Of all the lines in these entries, how many contain the string "JSON"? Give only that count.
-- Begin Extracted data --
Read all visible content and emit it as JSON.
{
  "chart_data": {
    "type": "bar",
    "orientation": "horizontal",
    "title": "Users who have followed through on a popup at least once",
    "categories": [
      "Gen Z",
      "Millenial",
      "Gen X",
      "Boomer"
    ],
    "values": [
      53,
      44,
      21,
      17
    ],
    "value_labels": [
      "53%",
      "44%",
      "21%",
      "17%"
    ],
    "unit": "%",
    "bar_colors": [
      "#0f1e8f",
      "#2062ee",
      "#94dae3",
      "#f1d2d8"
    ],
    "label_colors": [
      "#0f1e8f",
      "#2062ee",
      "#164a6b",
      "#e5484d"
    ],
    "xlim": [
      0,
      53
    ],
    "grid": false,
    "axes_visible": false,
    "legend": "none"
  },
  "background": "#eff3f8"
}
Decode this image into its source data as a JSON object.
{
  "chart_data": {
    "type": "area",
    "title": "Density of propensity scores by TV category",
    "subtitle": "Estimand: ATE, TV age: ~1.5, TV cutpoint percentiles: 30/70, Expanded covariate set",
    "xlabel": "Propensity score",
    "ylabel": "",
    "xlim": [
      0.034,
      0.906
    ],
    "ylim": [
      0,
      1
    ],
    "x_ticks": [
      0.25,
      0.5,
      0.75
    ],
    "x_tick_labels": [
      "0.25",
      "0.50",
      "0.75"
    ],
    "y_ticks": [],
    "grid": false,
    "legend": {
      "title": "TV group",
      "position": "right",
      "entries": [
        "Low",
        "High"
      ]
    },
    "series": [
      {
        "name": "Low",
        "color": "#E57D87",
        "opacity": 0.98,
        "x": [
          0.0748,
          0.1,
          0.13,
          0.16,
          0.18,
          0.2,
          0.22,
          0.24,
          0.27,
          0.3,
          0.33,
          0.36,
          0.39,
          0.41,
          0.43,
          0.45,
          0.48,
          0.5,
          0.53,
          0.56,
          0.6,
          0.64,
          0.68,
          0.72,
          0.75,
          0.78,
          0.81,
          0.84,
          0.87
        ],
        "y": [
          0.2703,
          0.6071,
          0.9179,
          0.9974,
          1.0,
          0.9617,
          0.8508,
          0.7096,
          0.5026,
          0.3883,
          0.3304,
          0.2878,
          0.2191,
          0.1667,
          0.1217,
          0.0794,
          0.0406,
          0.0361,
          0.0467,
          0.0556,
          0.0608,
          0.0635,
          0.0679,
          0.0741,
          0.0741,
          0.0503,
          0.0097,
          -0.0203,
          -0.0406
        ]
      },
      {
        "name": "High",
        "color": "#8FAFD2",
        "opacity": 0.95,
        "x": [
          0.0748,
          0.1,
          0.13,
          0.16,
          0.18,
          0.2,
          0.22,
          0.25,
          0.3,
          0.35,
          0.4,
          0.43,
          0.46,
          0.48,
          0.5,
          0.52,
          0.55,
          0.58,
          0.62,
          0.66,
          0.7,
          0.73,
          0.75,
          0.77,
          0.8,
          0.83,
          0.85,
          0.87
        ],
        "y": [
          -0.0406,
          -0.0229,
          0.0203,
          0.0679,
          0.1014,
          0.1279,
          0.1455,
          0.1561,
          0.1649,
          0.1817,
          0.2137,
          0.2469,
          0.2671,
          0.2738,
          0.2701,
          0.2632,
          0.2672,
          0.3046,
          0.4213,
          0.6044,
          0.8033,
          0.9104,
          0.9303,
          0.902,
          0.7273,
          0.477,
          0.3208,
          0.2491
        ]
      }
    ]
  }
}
-- End Extracted data --
Solution below
2